• [Challenge]:
Count the lines in the items below that contain the string "screw", and give only that number.

• [Material to process]:
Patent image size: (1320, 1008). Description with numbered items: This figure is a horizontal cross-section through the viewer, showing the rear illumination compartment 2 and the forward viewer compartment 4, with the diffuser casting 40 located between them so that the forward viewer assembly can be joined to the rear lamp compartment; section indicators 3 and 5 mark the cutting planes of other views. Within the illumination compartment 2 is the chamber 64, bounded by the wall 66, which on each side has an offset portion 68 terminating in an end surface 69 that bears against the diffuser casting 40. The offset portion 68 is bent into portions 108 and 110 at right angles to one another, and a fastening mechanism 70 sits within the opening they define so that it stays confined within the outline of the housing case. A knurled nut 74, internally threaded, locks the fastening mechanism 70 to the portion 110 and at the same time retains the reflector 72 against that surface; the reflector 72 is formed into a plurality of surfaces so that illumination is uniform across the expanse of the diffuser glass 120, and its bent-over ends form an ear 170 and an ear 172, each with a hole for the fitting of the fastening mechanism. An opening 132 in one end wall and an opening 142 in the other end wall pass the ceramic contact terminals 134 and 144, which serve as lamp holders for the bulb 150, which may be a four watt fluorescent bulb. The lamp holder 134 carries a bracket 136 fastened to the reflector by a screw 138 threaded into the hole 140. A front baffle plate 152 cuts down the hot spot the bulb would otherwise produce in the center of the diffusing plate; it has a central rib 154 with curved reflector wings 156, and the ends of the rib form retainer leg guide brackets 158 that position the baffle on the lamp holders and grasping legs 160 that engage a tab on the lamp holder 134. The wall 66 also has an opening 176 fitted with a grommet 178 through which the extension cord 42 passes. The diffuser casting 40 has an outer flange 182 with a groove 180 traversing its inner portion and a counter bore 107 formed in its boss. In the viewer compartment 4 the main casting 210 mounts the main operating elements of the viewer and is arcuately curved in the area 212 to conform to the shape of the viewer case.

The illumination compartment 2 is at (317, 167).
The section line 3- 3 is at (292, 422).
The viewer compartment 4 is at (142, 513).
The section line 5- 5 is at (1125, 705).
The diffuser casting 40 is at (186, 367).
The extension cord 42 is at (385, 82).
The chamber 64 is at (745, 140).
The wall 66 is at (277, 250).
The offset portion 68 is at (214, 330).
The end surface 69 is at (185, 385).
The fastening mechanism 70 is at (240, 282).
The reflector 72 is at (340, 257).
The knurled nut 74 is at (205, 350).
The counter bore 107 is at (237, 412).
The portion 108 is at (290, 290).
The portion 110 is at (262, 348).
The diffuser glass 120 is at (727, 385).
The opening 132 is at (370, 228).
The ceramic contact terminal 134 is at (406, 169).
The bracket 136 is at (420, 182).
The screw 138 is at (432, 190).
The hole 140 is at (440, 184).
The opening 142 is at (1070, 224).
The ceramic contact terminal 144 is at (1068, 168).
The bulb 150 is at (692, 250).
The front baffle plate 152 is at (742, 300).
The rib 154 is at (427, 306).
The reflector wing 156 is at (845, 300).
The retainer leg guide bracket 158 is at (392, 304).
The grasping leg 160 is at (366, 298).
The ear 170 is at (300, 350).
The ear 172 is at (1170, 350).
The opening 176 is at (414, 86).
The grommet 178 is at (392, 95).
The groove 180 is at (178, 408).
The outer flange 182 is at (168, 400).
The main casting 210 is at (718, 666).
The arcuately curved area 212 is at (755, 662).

• [In response]:
2